>> Start

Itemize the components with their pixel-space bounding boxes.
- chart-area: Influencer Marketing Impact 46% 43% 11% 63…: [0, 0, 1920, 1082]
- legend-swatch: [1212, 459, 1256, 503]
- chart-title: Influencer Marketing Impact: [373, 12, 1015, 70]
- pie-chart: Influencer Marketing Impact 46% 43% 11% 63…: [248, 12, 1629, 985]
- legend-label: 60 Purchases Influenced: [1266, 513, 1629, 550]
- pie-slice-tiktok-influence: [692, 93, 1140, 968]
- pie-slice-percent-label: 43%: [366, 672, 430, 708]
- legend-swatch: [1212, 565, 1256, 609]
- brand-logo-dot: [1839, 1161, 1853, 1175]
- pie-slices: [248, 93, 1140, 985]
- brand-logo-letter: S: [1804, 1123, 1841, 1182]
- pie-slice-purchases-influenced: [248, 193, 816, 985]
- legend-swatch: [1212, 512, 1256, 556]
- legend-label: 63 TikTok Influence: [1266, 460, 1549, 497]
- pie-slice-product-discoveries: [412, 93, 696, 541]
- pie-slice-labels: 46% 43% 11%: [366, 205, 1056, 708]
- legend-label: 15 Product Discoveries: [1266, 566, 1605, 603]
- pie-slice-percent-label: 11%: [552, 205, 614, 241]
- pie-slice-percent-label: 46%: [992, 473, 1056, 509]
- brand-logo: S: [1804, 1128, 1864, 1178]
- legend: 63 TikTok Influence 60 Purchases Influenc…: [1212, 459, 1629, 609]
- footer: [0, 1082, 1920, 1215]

>> End

**Goal**
Can you copy every row above word for word, with nothing changed, added, or left out?

**Result below**
Itemize the components with their pixel-space bounding boxes.
- chart-area: Influencer Marketing Impact 46% 43% 11% 63…: [0, 0, 1920, 1082]
- legend-swatch: [1212, 459, 1256, 503]
- chart-title: Influencer Marketing Impact: [373, 12, 1015, 70]
- pie-chart: Influencer Marketing Impact 46% 43% 11% 63…: [248, 12, 1629, 985]
- legend-label: 60 Purchases Influenced: [1266, 513, 1629, 550]
- pie-slice-tiktok-influence: [692, 93, 1140, 968]
- pie-slice-percent-label: 43%: [366, 672, 430, 708]
- legend-swatch: [1212, 565, 1256, 609]
- brand-logo-dot: [1839, 1161, 1853, 1175]
- pie-slices: [248, 93, 1140, 985]
- brand-logo-letter: S: [1804, 1123, 1841, 1182]
- pie-slice-purchases-influenced: [248, 193, 816, 985]
- legend-swatch: [1212, 512, 1256, 556]
- legend-label: 63 TikTok Influence: [1266, 460, 1549, 497]
- pie-slice-product-discoveries: [412, 93, 696, 541]
- pie-slice-labels: 46% 43% 11%: [366, 205, 1056, 708]
- legend-label: 15 Product Discoveries: [1266, 566, 1605, 603]
- pie-slice-percent-label: 11%: [552, 205, 614, 241]
- pie-slice-percent-label: 46%: [992, 473, 1056, 509]
- brand-logo: S: [1804, 1128, 1864, 1178]
- legend: 63 TikTok Influence 60 Purchases Influenc…: [1212, 459, 1629, 609]
- footer: [0, 1082, 1920, 1215]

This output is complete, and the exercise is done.